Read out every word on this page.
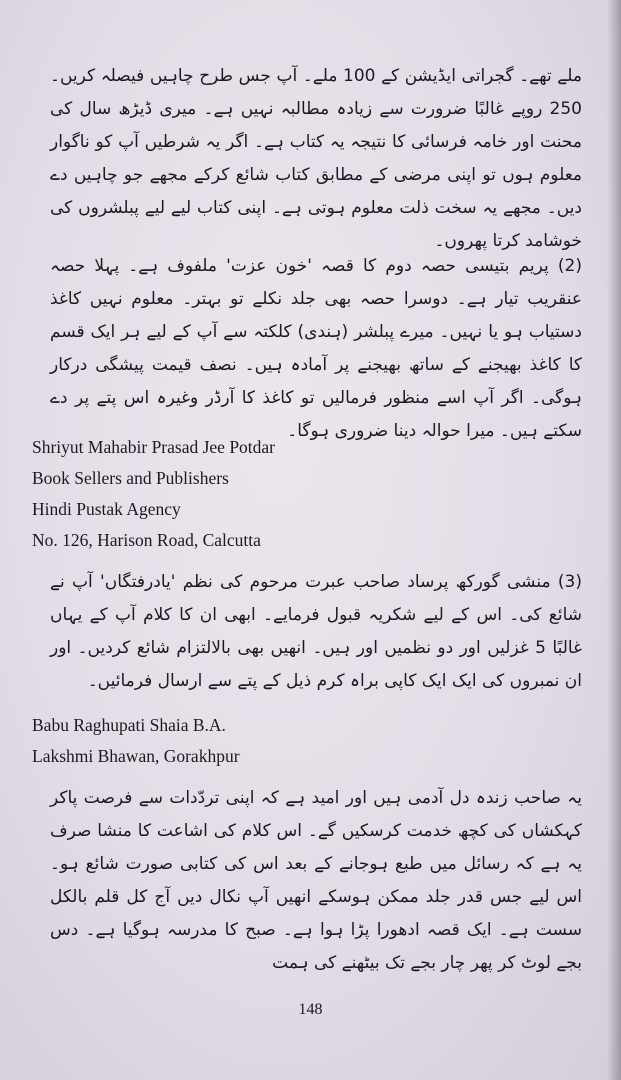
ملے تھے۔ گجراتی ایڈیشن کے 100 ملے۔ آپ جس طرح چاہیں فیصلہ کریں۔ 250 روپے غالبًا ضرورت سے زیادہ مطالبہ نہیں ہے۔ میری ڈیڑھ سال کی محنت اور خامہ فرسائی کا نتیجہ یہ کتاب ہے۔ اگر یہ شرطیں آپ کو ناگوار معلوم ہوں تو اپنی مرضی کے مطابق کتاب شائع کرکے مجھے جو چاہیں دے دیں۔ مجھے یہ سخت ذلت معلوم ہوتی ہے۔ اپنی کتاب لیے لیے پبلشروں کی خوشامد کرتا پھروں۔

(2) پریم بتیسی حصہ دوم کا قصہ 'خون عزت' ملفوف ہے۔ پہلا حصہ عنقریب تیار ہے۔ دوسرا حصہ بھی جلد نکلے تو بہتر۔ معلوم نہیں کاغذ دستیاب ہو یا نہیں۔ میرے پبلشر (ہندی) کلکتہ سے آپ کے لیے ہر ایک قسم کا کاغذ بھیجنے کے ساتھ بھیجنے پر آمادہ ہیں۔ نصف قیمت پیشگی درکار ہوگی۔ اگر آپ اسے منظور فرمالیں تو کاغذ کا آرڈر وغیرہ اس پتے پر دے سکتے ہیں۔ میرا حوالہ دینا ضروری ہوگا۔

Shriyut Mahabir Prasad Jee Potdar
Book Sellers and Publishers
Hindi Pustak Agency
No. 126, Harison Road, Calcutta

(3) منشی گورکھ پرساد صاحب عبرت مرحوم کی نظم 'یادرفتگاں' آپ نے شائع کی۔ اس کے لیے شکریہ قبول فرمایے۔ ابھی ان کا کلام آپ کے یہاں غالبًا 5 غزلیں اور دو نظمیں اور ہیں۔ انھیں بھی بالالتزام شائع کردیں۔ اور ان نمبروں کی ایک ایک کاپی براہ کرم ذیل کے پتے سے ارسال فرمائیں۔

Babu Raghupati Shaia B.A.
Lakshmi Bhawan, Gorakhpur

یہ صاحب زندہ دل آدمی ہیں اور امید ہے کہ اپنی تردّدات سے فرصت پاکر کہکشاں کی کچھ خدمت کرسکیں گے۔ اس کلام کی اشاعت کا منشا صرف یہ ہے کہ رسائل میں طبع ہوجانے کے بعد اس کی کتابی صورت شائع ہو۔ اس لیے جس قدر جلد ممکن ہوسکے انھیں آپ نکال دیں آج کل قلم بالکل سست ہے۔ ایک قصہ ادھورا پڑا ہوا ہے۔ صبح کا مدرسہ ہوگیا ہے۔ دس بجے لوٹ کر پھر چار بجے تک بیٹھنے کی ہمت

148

###

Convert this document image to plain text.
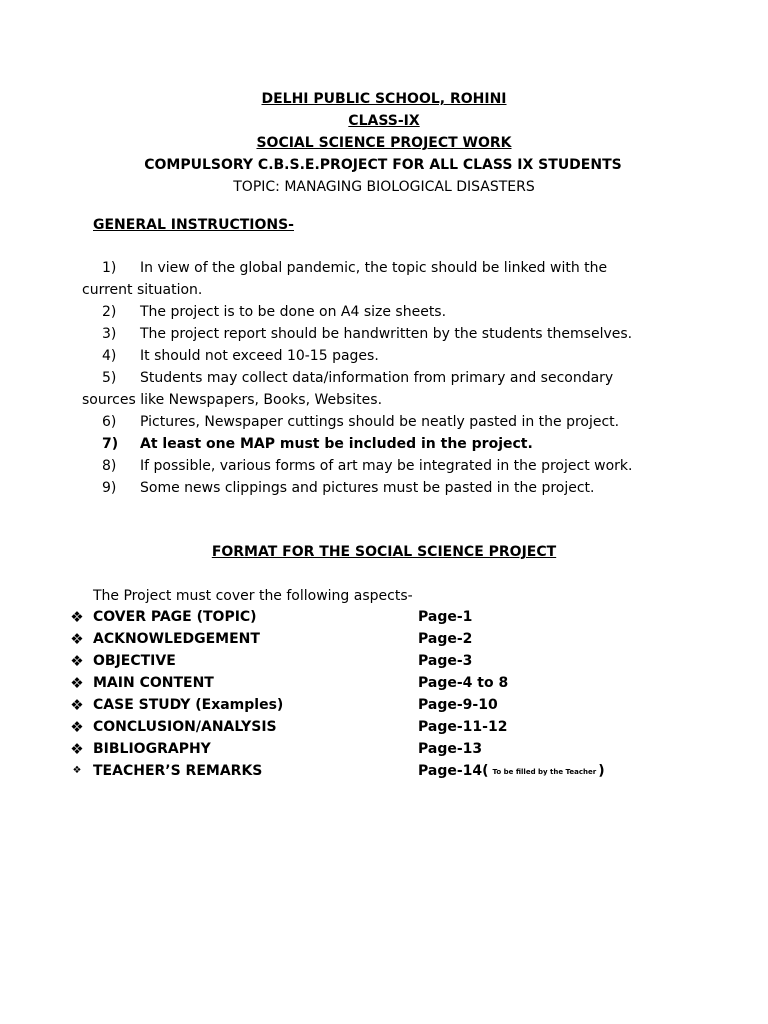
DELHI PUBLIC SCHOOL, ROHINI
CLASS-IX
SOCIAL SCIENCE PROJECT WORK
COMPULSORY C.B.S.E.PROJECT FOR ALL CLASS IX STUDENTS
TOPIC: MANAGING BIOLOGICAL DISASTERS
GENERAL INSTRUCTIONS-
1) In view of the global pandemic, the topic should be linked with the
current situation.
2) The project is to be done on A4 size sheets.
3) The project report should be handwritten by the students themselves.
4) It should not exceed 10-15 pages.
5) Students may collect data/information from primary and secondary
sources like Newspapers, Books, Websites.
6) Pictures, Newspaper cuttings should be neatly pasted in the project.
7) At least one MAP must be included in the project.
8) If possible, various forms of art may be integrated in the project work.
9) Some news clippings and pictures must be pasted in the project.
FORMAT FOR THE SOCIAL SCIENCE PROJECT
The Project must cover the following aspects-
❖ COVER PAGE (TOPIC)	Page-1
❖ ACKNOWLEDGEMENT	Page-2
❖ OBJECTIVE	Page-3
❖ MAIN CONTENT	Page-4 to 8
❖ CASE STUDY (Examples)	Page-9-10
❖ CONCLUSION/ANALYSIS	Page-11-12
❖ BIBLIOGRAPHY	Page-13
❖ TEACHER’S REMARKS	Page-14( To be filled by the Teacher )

###

**WORK TO BE COMPLETED**. Read the entries and show each line that mentions "SCIENCE".

**WRITTEN SOLUTION**.
SOCIAL SCIENCE PROJECT WORK
FORMAT FOR THE SOCIAL SCIENCE PROJECT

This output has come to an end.